[Start]

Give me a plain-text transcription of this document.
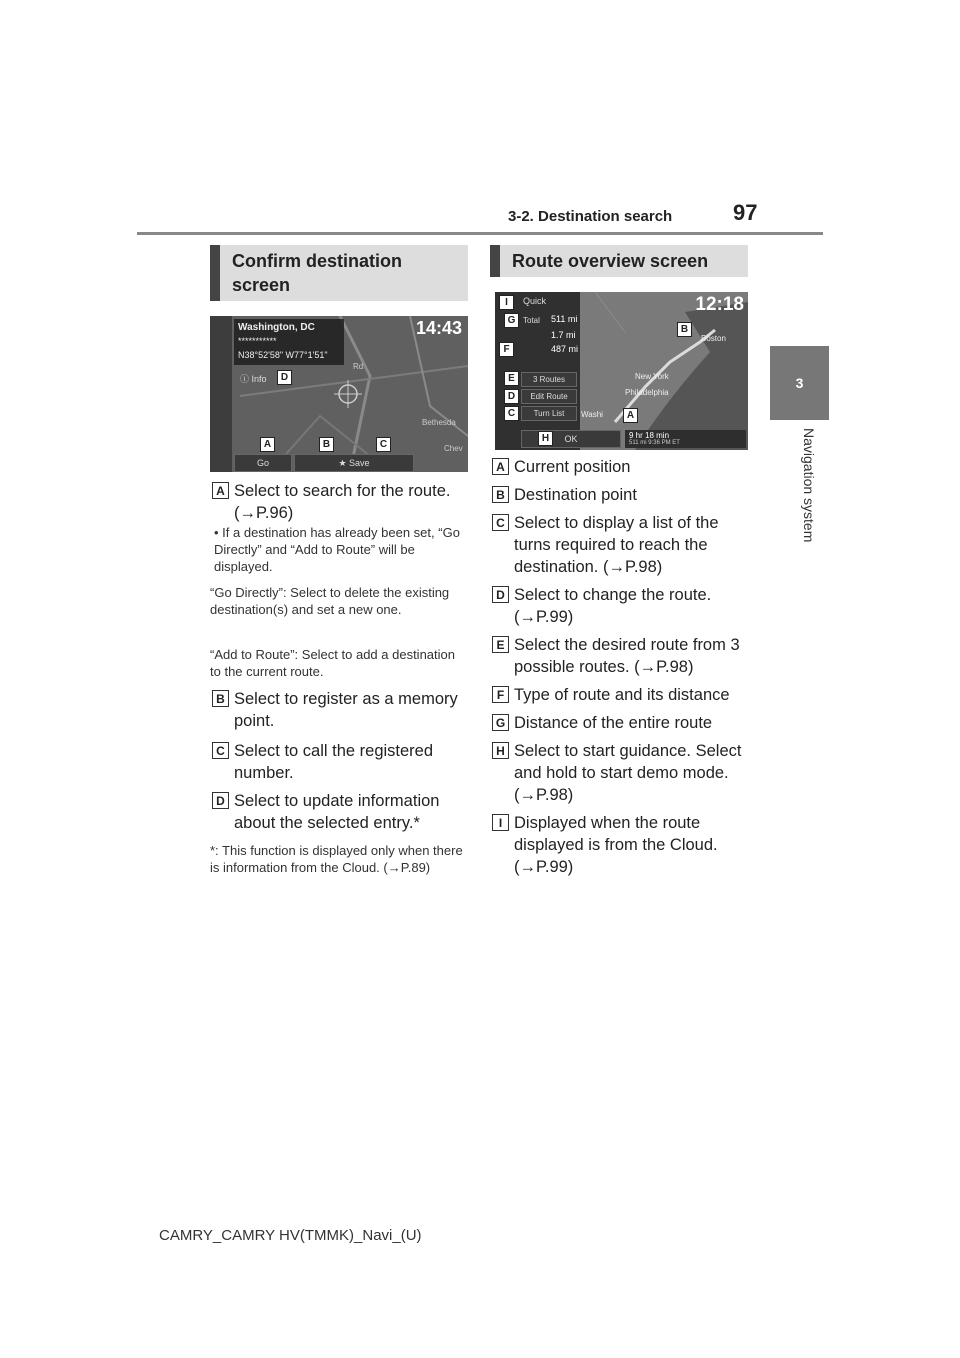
3-2. Destination search	97
3
Navigation system
Confirm destination screen
Washington, DC
***********
N38°52'58" W77°1'51"
ⓘ Info
14:43
Rd
Bethesda
Chev
Go	★ Save
D
A	B	C
A Select to search for the route. (→P.96)
• If a destination has already been set, “Go Directly” and “Add to Route” will be displayed.
“Go Directly”: Select to delete the existing destination(s) and set a new one.
“Add to Route”: Select to add a destination to the current route.
B Select to register as a memory point.
C Select to call the registered number.
D Select to update information about the selected entry.*
*: This function is displayed only when there is information from the Cloud. (→P.89)
Route overview screen
Quick
Total 511 mi
1.7 mi
487 mi
3 Routes
Edit Route
Turn List
OK	9 hr 18 min
511 mi 9:36 PM ET
12:18
Boston
New York
Philadelphia
Washi
I
G
F
E
D
C
H
B
A
A Current position
B Destination point
C Select to display a list of the turns required to reach the destination. (→P.98)
D Select to change the route. (→P.99)
E Select the desired route from 3 possible routes. (→P.98)
F Type of route and its distance
G Distance of the entire route
H Select to start guidance. Select and hold to start demo mode. (→P.98)
I Displayed when the route displayed is from the Cloud. (→P.99)
CAMRY_CAMRY HV(TMMK)_Navi_(U)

[End]

◆ Your goal: Repeat each entry precisely as it appears. Leave the pictures out.

◆ Task solution:
Give me a plain-text transcription of this document.
3-2. Destination search	97
3
Navigation system
Confirm destination screen
Washington, DC
***********
N38°52'58" W77°1'51"
ⓘ Info
14:43
Rd
Bethesda
Chev
Go	★ Save
D
A	B	C
A Select to search for the route. (→P.96)
• If a destination has already been set, “Go Directly” and “Add to Route” will be displayed.
“Go Directly”: Select to delete the existing destination(s) and set a new one.
“Add to Route”: Select to add a destination to the current route.
B Select to register as a memory point.
C Select to call the registered number.
D Select to update information about the selected entry.*
*: This function is displayed only when there is information from the Cloud. (→P.89)
Route overview screen
Quick
Total 511 mi
1.7 mi
487 mi
3 Routes
Edit Route
Turn List
OK	9 hr 18 min
511 mi 9:36 PM ET
12:18
Boston
New York
Philadelphia
Washi
I
G
F
E
D
C
H
B
A
A Current position
B Destination point
C Select to display a list of the turns required to reach the destination. (→P.98)
D Select to change the route. (→P.99)
E Select the desired route from 3 possible routes. (→P.98)
F Type of route and its distance
G Distance of the entire route
H Select to start guidance. Select and hold to start demo mode. (→P.98)
I Displayed when the route displayed is from the Cloud. (→P.99)
CAMRY_CAMRY HV(TMMK)_Navi_(U)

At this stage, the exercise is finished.